Exactly reproduce the entries, dropping any pictures from your copy.

--- --- ---

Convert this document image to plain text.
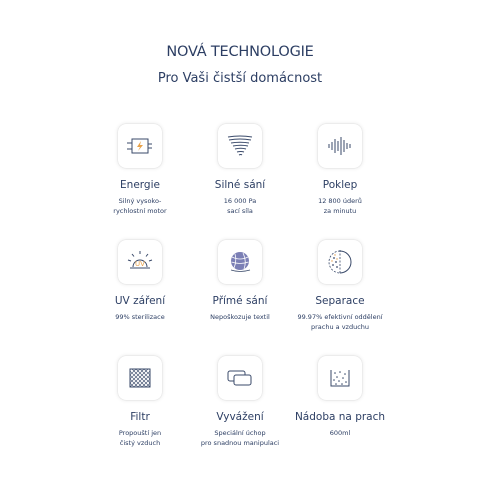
NOVÁ TECHNOLOGIE
Pro Vaši čistší domácnost
Energie
Silný vysoko-
rychlostní motor
Silné sání
16 000 Pa
sací síla
Poklep
12 800 úderů
za minutu
UV
UV záření
99% sterilizace
Přímé sání
Nepoškozuje textil
Separace
99.97% efektivní oddělení
prachu a vzduchu
Filtr
Propouští jen
čistý vzduch
Vyvážení
Speciální úchop
pro snadnou manipulaci
Nádoba na prach
600ml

--- --- ---

### Completed exercise
Convert this document image to plain text.
NOVÁ TECHNOLOGIE
Pro Vaši čistší domácnost
Energie
Silný vysoko-
rychlostní motor
Silné sání
16 000 Pa
sací síla
Poklep
12 800 úderů
za minutu
UV
UV záření
99% sterilizace
Přímé sání
Nepoškozuje textil
Separace
99.97% efektivní oddělení
prachu a vzduchu
Filtr
Propouští jen
čistý vzduch
Vyvážení
Speciální úchop
pro snadnou manipulaci
Nádoba na prach
600ml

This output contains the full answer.